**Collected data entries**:

■ ■ ■ ■ ■

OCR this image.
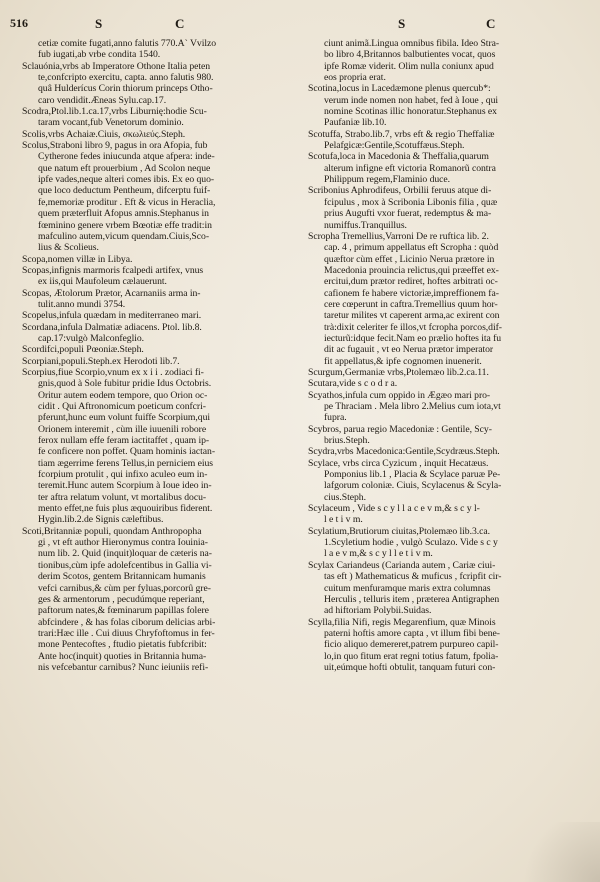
516	S	C	S	C
cetiæ comite fugati,anno falutis 770.A` Vvilzo
fub iugati,ab vrbe condita 1540.
Sclauónia,vrbs ab Imperatore Othone Italia peten
te,confcripto exercitu, capta. anno falutis 980.
quâ Hulderícus Corin thiorum princeps Otho-
caro vendidit.Æneas Sylu.cap.17.
Scodra,Ptol.lib.1.ca.17,vrbs Liburnię:hodie Scu-
taram vocant,fub Venetorum dominio.
Scolis,vrbs Achaiæ.Ciuis, σκωλιεύς.Steph.
Scolus,Straboni libro 9, pagus in ora Afopia, fub
Cytherone fedes iniucunda atque afpera: inde-
que natum eft prouerbium , Ad Scolon neque
ipfe vades,neque alteri comes ibis. Ex eo quo-
que loco deductum Pentheum, difcerptu fuif-
fe,memoriæ proditur . Eft & vicus in Heraclia,
quem præterfluit Afopus amnis.Stephanus in
fœminino genere vrbem Bœotiæ effe tradit:in
mafculino autem,vicum quendam.Ciuis,Sco-
lius & Scolieus.
Scopa,nomen villæ in Libya.
Scopas,infignis marmoris fcalpedi artifex, vnus
ex iis,qui Maufoleum cælauerunt.
Scopas, Ætolorum Prætor, Acarnaniis arma in-
tulit.anno mundi 3754.
Scopelus,infula quædam in mediterraneo mari.
Scordana,infula Dalmatiæ adiacens. Ptol. lib.8.
cap.17:vulgò Malconfeglio.
Scordifci,populi Pœoniæ.Steph.
Scorpiani,populi.Steph.ex Herodoti lib.7.
Scorpius,fiue Scorpio,vnum ex x i i . zodiaci fi-
gnis,quod à Sole fubitur pridie Idus Octobris.
Oritur autem eodem tempore, quo Orion oc-
cidit . Qui Aftronomicum poeticum confcri-
pferunt,hunc eum volunt fuiffe Scorpium,qui
Orionem interemit , cùm ille iuuenili robore
ferox nullam effe feram iactitaffet , quam ip-
fe conficere non poffet. Quam hominis iactan-
tiam ægerrime ferens Tellus,in perniciem eius
fcorpium protulit , qui infixo aculeo eum in-
teremit.Hunc autem Scorpium à Ioue ideo in-
ter aftra relatum volunt, vt mortalibus docu-
mento effet,ne fuis plus æquouiribus fiderent.
Hygin.lib.2.de Signis cæleftibus.
Scoti,Britanniæ populi, quondam Anthropopha
gi , vt eft author Hieronymus contra Iouinia-
num lib. 2. Quid (inquit)loquar de cæteris na-
tionibus,cùm ipfe adolefcentibus in Gallia vi-
derim Scotos, gentem Britannicam humanis
vefci carnibus,& cùm per fyluas,porcorû gre-
ges & armentorum , pecudúmque reperiant,
paftorum nates,& fœminarum papillas folere
abfcindere , & has folas ciborum delicias arbi-
trari:Hæc ille . Cui diuus Chryfoftomus in fer-
mone Pentecoftes , ftudio pietatis fubfcribit:
Ante hoc(inquit) quoties in Britannia huma-
nis vefcebantur carnibus? Nunc ieiuniis refi-
ciunt animã.Lingua omnibus fibila. Ideo Stra-
bo libro 4,Britannos balbutientes vocat, quos
ipfe Romæ viderit. Olim nulla coniunx apud
eos propria erat.
Scotina,locus in Lacedæmone plenus quercub*:
verum inde nomen non habet, fed à Ioue , qui
nomine Scotinas illic honoratur.Stephanus ex
Paufaniæ lib.10.
Scotuffa, Strabo.lib.7, vrbs eft & regio Theffaliæ
Pelafgicæ:Gentile,Scotuffæus.Steph.
Scotufa,loca in Macedonia & Theffalia,quarum
alterum infigne eft victoria Romanorũ contra
Philippum regem,Flaminio duce.
Scribonius Aphrodifeus, Orbilii feruus atque di-
fcipulus , mox à Scribonia Libonis filia , quæ
prius Augufti vxor fuerat, redemptus & ma-
numiffus.Tranquillus.
Scropha Tremellius,Varroni De re ruftica lib. 2.
cap. 4 , primum appellatus eft Scropha : quòd
quæftor cùm effet , Licinio Nerua prætore in
Macedonia prouincia relictus,qui præeffet ex-
ercitui,dum prætor rediret, hoftes arbitrati oc-
cafionem fe habere victoriæ,impreffionem fa-
cere cœperunt in caftra.Tremellius quum hor-
taretur milites vt caperent arma,ac exirent con
trà:dixit celeriter fe illos,vt fcropha porcos,dif-
iecturũ:idque fecit.Nam eo prælio hoftes ita fu
dit ac fugauit , vt eo Nerua prætor imperator
fit appellatus,& ipfe cognomen inuenerit.
Scurgum,Germaniæ vrbs,Ptolemæo lib.2.ca.11.
Scutara,vide s c o d r a.
Scyathos,infula cum oppido in Ægæo mari pro-
pe Thraciam . Mela libro 2.Melius cum iota,vt
fupra.
Scybros, parua regio Macedoniæ : Gentile, Scy-
brius.Steph.
Scydra,vrbs Macedonica:Gentile,Scydræus.Steph.
Scylace, vrbs circa Cyzicum , inquit Hecatæus.
Pomponius lib.1 , Placia & Scylace paruæ Pe-
lafgorum coloniæ. Ciuis, Scylacenus & Scyla-
cius.Steph.
Scylaceum , Vide s c y l l a c e v m,& s c y l-
l e t i v m.
Scylatium,Brutiorum ciuitas,Ptolemæo lib.3.ca.
1.Scyletium hodie , vulgò Sculazo. Vide s c y
l a e v m,& s c y l l e t i v m.
Scylax Cariandeus (Carianda autem , Cariæ ciui-
tas eft ) Mathematicus & muficus , fcripfit cir-
cuitum menfuramque maris extra columnas
Herculis , telluris item , præterea Antigraphen
ad hiftoriam Polybii.Suidas.
Scylla,filia Nifi, regis Megarenfium, quæ Minois
paterni hoftis amore capta , vt illum fibi bene-
ficio aliquo demereret,patrem purpureo capil-
lo,in quo fitum erat regni totius fatum, fpolia-
uit,eúmque hofti obtulit, tanquam futuri con-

■ ■ ■ ■ ■

**Exercise requirements**: Gather all lines from the records above in which "hodie" appears.

**Task solution**:
Scodra,Ptol.lib.1.ca.17,vrbs Liburnię:hodie Scu-
1.Scyletium hodie , vulgò Sculazo. Vide s c y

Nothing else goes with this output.